> **FRAGMENTO DE PÁGINA**
**********

Lord Byron tuvo gran afición por la compañía de los animales, al igual que por su perro Terranova «Boatswain», en cuya tumba escribió:

“Aquí reposan los restos de una criatura que fue bella sin vanidad fuerte sin insolencia, valiente sin ferocidad y tuvo todas las virtudes del hombre y ninguno de sus defectos”.

Byron, mientras estudiaba en Cambridge, guardó un oso en una institución en donde estaban prohibidos los animales domésticos. En otras épocas de su vida tuvo de compañía a un zorro, monos, loros, gatos, un águila, un halcón, gallinas de Guinea, un cuervo, un tejón, gansos, una grulla egipcia y una garza. No es de extrañar entonces que escribiera un epitafio para su más fiel amigo y compañero.


“Aquí yace Moliere el rey de los actores. En estos momentos hace de muerto y de verdad que lo hace bien”. Epitafio de Moliere

“De aquí si que no me escapo”.Harry Houdini

“Desde aquí no se me ocurre ninguna fuga”. Johann Sebastian Bach

“No es que yo fuera superior. Es que los demás eran inferiores”. En la tumba de Orson Welles.

“Jesús mío, misericordia”. Al Capone.

“Ocho horas con fiebre, ¡Me habría dado tiempo a escribir un libro!” En la tumba de Honore de Balzac.

“Pararía de morirme si se me ocurriera una palabra bonita o una buena idea”. En la tumba de Voltaire.

“Que baje el telón, la farsa terminó”. En la tumba de Rabelais.

“RIP, RIP, ¡HURRA!” Lo puso Groucho Marx en la tumba de su suegra.

**********

> **Entradas de datos guardadas**
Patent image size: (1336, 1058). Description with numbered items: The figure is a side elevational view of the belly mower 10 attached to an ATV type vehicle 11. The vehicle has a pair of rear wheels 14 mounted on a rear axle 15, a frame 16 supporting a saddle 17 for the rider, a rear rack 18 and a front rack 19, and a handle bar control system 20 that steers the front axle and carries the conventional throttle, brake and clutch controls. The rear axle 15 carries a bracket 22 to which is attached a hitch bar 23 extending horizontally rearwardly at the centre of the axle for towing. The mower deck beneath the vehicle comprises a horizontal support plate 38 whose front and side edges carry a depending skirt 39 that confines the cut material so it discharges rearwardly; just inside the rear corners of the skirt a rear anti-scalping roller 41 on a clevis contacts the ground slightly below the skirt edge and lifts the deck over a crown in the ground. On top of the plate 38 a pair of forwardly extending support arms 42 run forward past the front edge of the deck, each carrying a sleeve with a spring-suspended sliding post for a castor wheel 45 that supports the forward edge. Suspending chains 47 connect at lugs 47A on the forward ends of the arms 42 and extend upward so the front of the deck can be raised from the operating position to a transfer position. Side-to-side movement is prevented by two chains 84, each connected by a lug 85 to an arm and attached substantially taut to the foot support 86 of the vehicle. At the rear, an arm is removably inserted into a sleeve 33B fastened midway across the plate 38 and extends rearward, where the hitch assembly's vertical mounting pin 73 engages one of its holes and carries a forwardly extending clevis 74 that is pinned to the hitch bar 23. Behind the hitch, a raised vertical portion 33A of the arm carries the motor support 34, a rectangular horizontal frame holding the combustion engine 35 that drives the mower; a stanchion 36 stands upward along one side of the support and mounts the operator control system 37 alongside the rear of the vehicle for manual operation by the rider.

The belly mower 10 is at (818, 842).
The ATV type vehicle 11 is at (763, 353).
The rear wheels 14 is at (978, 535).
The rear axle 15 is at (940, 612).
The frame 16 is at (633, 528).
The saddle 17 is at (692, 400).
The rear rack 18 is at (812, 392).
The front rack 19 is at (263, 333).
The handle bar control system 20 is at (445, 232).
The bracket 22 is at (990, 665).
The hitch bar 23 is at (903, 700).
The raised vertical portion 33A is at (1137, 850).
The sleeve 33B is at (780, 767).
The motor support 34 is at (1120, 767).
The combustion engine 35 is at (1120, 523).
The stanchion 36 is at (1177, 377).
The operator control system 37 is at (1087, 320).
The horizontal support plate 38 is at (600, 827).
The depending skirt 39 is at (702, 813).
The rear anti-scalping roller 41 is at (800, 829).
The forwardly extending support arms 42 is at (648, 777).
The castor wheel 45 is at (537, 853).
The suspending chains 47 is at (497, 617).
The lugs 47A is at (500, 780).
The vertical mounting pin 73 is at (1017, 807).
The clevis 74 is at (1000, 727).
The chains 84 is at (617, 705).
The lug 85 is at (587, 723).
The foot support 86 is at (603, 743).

**********

> **ORDEN DE TRABAJO 1**
En el texto sobre epitafios célebres, ¿qué animal tuvo Byron mientras estudiaba en Cambridge?
> **ORDEN DE TRABAJO 2**
Retoma el texto sobre epitafios célebres y continúalo a partir de su última línea.

> **RESULTADO DEL EJERCICIO 1**
Un oso.

> **RESULTADO DEL EJERCICIO 2**
“Señor, recíbela con la misma alegría con la que yo te la mando”. Siguiendo con las suegras, alguien escribió esto para la suya.

“¿Veis como no se trataba de un simple resfriado?” Escrito por un enfermo.

“Si no viví más, fue por que no me dio tiempo”. En la tumba de Sade.

“Que los amigos aplaudan. La comedia se ha acabado”. Ludwig van Beethoven.

“Nunca me he sentido mejor”. Douglas Fairbanks.

“Nunca debería haber cambiado el Scotch por los Martinis”. Humphrey Bogart.

“¿Por qué lloráis? ¿Pensabais que yo era inmortal?” Luis XIV.

“Ya decía yo que ese médico no valía mucho.” Miguel Mihura, escritor de comedias.

“Ojala que el gusano que me comió termine en un tequila”. un esperanzado.

”Si queréis los mayores elogios, moríos”. Enrique Jardiel Poncela (escritor y dramaturgo español).

“Verdadero acero, hoja afilada, Arthur Conan Doyle. Caballero patriota, médico y hombre de letras”. Arthur Conan Doyle (escritor y creador Sherlock Holmes).

William Shakespeare murió el 23 de abril de 1616 (martes 3 de mayo en nuestro calendario), a la edad de 53 años. Fue enterrado en el presbiterio de la iglesia de la Santísima Trinidad de Stratford, su pueblo natal. Según William Hall, el propio Shakespeare dictó los versos de su epitafio, que se hallan grabados en la lápida. Dicen así:


Buen amigo, por Jesús, abstente
de cavar el polvo aquí encerrado.
Bendito sea el hombre que respete estas piedras
y maldito el que remueva mis huesos.


Esta maldición ha llevado a no comprobar el contenido de la tumba durante siglos. Pero más allá del hecho anecdótico, el epitafio nos revela que Shakespeare tenía una arraigada creencia en lo sobrenatural, y además se arrogaba el poder de bendecir y maldecir, dándonos una idea de la imagen que tenía de sí mismo. ¿Pero cual es la razón para semejante aviso? Pues porque era común, en la época de la muerte de Shakespeare, el retirar cuerpos de sus tumbas y quemarlos para poder reutilizar el espacio de la tumba.


4 comentarios:

Angel dijo...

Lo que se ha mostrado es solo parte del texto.